• [Stored records]:
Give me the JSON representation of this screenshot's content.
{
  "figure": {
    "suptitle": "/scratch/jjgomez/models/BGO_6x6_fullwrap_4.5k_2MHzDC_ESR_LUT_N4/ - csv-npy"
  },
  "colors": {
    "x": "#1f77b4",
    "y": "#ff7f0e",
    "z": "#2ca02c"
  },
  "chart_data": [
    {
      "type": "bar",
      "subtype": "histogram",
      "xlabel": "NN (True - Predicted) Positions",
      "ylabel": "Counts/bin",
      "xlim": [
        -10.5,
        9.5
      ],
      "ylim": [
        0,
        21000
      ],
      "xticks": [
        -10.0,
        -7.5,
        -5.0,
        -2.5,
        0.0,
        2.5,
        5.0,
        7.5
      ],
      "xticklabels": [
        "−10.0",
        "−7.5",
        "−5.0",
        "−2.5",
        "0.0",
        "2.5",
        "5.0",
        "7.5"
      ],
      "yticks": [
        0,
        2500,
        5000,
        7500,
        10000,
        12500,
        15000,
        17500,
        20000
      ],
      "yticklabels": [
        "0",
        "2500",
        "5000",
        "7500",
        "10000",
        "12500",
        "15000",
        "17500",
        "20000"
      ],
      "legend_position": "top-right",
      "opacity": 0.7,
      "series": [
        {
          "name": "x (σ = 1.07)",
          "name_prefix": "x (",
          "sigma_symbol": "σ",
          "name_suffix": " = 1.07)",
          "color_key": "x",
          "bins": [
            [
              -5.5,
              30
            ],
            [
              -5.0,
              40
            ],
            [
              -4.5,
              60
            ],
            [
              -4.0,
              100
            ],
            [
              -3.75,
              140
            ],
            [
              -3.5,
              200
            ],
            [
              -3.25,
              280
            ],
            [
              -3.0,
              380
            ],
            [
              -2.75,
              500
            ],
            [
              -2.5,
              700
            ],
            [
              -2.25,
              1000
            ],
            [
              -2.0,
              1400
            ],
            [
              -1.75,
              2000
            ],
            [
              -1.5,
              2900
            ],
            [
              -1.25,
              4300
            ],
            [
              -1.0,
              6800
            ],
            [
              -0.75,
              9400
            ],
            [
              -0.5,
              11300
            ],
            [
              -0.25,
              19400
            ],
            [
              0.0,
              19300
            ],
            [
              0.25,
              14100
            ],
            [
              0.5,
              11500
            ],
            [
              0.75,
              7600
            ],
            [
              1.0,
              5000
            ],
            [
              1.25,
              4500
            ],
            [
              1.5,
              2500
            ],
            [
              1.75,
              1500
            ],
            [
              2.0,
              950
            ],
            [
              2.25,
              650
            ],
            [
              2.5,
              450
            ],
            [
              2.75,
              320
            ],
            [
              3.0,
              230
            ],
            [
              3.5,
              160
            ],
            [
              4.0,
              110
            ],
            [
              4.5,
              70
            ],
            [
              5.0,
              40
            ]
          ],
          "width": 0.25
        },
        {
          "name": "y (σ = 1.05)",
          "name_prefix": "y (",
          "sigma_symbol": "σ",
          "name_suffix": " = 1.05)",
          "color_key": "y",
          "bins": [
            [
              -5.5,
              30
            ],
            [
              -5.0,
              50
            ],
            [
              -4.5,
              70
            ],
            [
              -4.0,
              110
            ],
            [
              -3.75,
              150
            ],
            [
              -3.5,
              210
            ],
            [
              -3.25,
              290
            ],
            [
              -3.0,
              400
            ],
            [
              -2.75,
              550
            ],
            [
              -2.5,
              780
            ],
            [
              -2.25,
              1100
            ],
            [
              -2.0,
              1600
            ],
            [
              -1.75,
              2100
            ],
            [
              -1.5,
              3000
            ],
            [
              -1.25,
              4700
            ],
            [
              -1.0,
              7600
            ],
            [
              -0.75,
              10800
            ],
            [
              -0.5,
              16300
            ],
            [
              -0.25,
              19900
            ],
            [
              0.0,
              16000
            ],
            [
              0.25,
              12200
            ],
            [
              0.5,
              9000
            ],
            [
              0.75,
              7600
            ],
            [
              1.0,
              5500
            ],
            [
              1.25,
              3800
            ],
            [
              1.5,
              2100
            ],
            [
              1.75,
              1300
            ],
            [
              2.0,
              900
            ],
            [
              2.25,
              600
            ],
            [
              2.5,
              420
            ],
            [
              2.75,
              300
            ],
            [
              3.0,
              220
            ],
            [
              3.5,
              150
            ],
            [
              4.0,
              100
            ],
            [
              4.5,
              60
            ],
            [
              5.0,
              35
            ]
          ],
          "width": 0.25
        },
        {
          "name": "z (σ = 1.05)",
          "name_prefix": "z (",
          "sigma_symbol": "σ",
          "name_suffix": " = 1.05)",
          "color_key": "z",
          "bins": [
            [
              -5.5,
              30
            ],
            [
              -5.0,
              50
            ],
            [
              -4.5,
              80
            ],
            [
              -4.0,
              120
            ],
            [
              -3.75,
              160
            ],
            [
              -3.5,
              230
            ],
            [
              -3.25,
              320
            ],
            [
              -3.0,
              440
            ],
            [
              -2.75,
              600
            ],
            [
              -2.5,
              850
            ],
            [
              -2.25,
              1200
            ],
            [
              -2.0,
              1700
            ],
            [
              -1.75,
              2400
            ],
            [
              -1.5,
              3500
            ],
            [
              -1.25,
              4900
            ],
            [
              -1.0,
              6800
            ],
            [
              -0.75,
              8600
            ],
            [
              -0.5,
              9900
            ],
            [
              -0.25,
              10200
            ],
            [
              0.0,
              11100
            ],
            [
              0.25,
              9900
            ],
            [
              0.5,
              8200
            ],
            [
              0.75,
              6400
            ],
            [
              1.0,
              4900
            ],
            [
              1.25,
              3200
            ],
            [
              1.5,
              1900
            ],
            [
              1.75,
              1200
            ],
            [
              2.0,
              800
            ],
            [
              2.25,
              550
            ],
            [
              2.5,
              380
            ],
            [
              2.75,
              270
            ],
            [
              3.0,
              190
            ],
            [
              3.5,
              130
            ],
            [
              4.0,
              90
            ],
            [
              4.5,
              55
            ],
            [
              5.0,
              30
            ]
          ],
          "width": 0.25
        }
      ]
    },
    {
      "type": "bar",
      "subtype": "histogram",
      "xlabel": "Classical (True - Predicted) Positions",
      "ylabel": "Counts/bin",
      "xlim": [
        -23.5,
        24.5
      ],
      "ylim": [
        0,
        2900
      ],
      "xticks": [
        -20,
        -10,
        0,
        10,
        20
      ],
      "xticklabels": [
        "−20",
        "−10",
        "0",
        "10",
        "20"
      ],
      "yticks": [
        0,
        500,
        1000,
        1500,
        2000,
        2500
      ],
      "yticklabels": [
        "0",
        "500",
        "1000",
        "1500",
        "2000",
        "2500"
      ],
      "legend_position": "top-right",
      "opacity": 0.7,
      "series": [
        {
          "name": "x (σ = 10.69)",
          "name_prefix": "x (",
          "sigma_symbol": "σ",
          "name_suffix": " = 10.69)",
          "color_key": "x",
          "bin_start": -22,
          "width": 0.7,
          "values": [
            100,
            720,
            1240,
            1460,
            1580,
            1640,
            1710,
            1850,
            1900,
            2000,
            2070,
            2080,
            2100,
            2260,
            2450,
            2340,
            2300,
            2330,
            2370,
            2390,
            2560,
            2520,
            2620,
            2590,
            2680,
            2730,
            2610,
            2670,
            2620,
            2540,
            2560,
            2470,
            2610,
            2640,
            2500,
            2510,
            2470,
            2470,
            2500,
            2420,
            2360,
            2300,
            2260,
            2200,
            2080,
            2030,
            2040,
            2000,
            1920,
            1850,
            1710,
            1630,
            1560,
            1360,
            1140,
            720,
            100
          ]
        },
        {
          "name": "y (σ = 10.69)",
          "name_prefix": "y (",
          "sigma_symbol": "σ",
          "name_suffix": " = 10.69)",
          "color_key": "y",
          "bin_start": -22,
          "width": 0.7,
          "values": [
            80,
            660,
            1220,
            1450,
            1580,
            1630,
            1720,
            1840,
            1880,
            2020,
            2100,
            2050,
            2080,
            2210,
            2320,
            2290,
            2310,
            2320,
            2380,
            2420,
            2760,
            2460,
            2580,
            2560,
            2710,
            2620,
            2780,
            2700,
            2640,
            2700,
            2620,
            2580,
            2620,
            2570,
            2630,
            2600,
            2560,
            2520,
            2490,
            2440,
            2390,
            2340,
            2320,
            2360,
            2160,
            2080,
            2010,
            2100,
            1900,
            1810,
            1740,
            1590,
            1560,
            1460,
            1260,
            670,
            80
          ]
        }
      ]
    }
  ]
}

• [Task details]: Looking at the material above, count the lines containing the string "Predicted" and reply with the count alone.

• [Response]: 2